DATA SUPPLIED:
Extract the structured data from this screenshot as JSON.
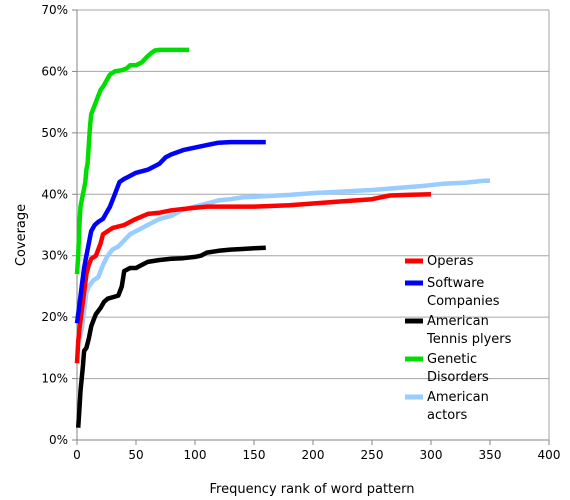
{
  "chart_data": {
    "type": "line",
    "title": "",
    "xlabel": "Frequency rank of word pattern",
    "ylabel": "Coverage",
    "xlim": [
      0,
      400
    ],
    "ylim": [
      0,
      70
    ],
    "x_ticks": [
      "0",
      "50",
      "100",
      "150",
      "200",
      "250",
      "300",
      "350",
      "400"
    ],
    "y_ticks": [
      "0%",
      "10%",
      "20%",
      "30%",
      "40%",
      "50%",
      "60%",
      "70%"
    ],
    "grid": "horizontal",
    "legend_position": "right",
    "series": [
      {
        "name": "Operas",
        "color": "#ff0000",
        "points": [
          [
            0,
            12.5
          ],
          [
            1,
            16
          ],
          [
            2,
            18
          ],
          [
            4,
            21
          ],
          [
            6,
            24
          ],
          [
            8,
            27
          ],
          [
            10,
            28.5
          ],
          [
            12,
            29.5
          ],
          [
            16,
            30
          ],
          [
            20,
            32
          ],
          [
            22,
            33.5
          ],
          [
            26,
            34
          ],
          [
            30,
            34.5
          ],
          [
            40,
            35
          ],
          [
            45,
            35.5
          ],
          [
            50,
            36
          ],
          [
            60,
            36.8
          ],
          [
            70,
            37
          ],
          [
            80,
            37.4
          ],
          [
            90,
            37.6
          ],
          [
            100,
            37.8
          ],
          [
            110,
            38
          ],
          [
            150,
            38
          ],
          [
            180,
            38.2
          ],
          [
            200,
            38.5
          ],
          [
            220,
            38.8
          ],
          [
            250,
            39.2
          ],
          [
            265,
            39.8
          ],
          [
            280,
            39.9
          ],
          [
            300,
            40
          ]
        ]
      },
      {
        "name": "Software Companies",
        "color": "#0000ff",
        "points": [
          [
            0,
            19
          ],
          [
            2,
            22
          ],
          [
            4,
            25
          ],
          [
            6,
            28
          ],
          [
            8,
            30
          ],
          [
            10,
            32
          ],
          [
            12,
            34
          ],
          [
            15,
            35
          ],
          [
            18,
            35.5
          ],
          [
            22,
            36
          ],
          [
            25,
            37
          ],
          [
            28,
            38
          ],
          [
            32,
            40
          ],
          [
            36,
            42
          ],
          [
            40,
            42.5
          ],
          [
            45,
            43
          ],
          [
            50,
            43.5
          ],
          [
            60,
            44
          ],
          [
            70,
            45
          ],
          [
            75,
            46
          ],
          [
            80,
            46.5
          ],
          [
            90,
            47.2
          ],
          [
            100,
            47.6
          ],
          [
            110,
            48
          ],
          [
            120,
            48.4
          ],
          [
            130,
            48.5
          ],
          [
            160,
            48.5
          ]
        ]
      },
      {
        "name": "American Tennis plyers",
        "color": "#000000",
        "points": [
          [
            1,
            2
          ],
          [
            2,
            5
          ],
          [
            3,
            8
          ],
          [
            5,
            12
          ],
          [
            6,
            14.5
          ],
          [
            8,
            15
          ],
          [
            10,
            16.5
          ],
          [
            12,
            18.5
          ],
          [
            14,
            19.5
          ],
          [
            16,
            20.5
          ],
          [
            20,
            21.5
          ],
          [
            23,
            22.5
          ],
          [
            26,
            23
          ],
          [
            35,
            23.5
          ],
          [
            38,
            25
          ],
          [
            40,
            27.5
          ],
          [
            45,
            28
          ],
          [
            50,
            28
          ],
          [
            55,
            28.5
          ],
          [
            60,
            29
          ],
          [
            70,
            29.3
          ],
          [
            80,
            29.5
          ],
          [
            90,
            29.6
          ],
          [
            100,
            29.8
          ],
          [
            105,
            30
          ],
          [
            110,
            30.5
          ],
          [
            120,
            30.8
          ],
          [
            130,
            31
          ],
          [
            140,
            31.1
          ],
          [
            150,
            31.2
          ],
          [
            160,
            31.3
          ]
        ]
      },
      {
        "name": "Genetic Disorders",
        "color": "#00dd00",
        "points": [
          [
            0,
            27
          ],
          [
            1,
            30
          ],
          [
            2,
            35
          ],
          [
            3,
            38
          ],
          [
            4,
            39
          ],
          [
            5,
            40
          ],
          [
            7,
            42
          ],
          [
            8,
            44
          ],
          [
            9,
            45
          ],
          [
            10,
            48
          ],
          [
            11,
            51
          ],
          [
            12,
            53
          ],
          [
            14,
            54
          ],
          [
            16,
            55
          ],
          [
            18,
            56
          ],
          [
            20,
            57
          ],
          [
            22,
            57.5
          ],
          [
            25,
            58.5
          ],
          [
            28,
            59.5
          ],
          [
            32,
            60
          ],
          [
            38,
            60.2
          ],
          [
            42,
            60.5
          ],
          [
            45,
            61
          ],
          [
            50,
            61
          ],
          [
            55,
            61.5
          ],
          [
            60,
            62.5
          ],
          [
            63,
            63
          ],
          [
            66,
            63.4
          ],
          [
            70,
            63.5
          ],
          [
            80,
            63.5
          ],
          [
            95,
            63.5
          ]
        ]
      },
      {
        "name": "American actors",
        "color": "#99ccff",
        "points": [
          [
            2,
            16.5
          ],
          [
            4,
            18
          ],
          [
            6,
            21
          ],
          [
            8,
            24
          ],
          [
            10,
            25
          ],
          [
            14,
            26
          ],
          [
            18,
            26.5
          ],
          [
            22,
            28.5
          ],
          [
            26,
            30
          ],
          [
            30,
            31
          ],
          [
            35,
            31.5
          ],
          [
            40,
            32.5
          ],
          [
            45,
            33.5
          ],
          [
            50,
            34
          ],
          [
            55,
            34.5
          ],
          [
            60,
            35
          ],
          [
            65,
            35.5
          ],
          [
            70,
            36
          ],
          [
            80,
            36.5
          ],
          [
            90,
            37.5
          ],
          [
            100,
            38
          ],
          [
            110,
            38.5
          ],
          [
            120,
            39
          ],
          [
            130,
            39.2
          ],
          [
            140,
            39.5
          ],
          [
            160,
            39.7
          ],
          [
            180,
            39.9
          ],
          [
            200,
            40.2
          ],
          [
            230,
            40.5
          ],
          [
            250,
            40.7
          ],
          [
            270,
            41
          ],
          [
            290,
            41.3
          ],
          [
            310,
            41.7
          ],
          [
            330,
            41.9
          ],
          [
            345,
            42.2
          ],
          [
            350,
            42.2
          ]
        ]
      }
    ]
  },
  "legend": {
    "items": [
      {
        "lines": [
          "Operas"
        ],
        "color": "#ff0000"
      },
      {
        "lines": [
          "Software",
          "Companies"
        ],
        "color": "#0000ff"
      },
      {
        "lines": [
          "American",
          "Tennis plyers"
        ],
        "color": "#000000"
      },
      {
        "lines": [
          "Genetic",
          "Disorders"
        ],
        "color": "#00dd00"
      },
      {
        "lines": [
          "American",
          "actors"
        ],
        "color": "#99ccff"
      }
    ]
  }
}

EXERCISE BRIEF: Pull out all lines from the entries above that include the word "color".

RESULT FOR THIS TASK:
        "color": "#ff0000",
        "color": "#0000ff",
        "color": "#000000",
        "color": "#00dd00",
        "color": "#99ccff",
        "color": "#ff0000"
        "color": "#0000ff"
        "color": "#000000"
        "color": "#00dd00"
        "color": "#99ccff"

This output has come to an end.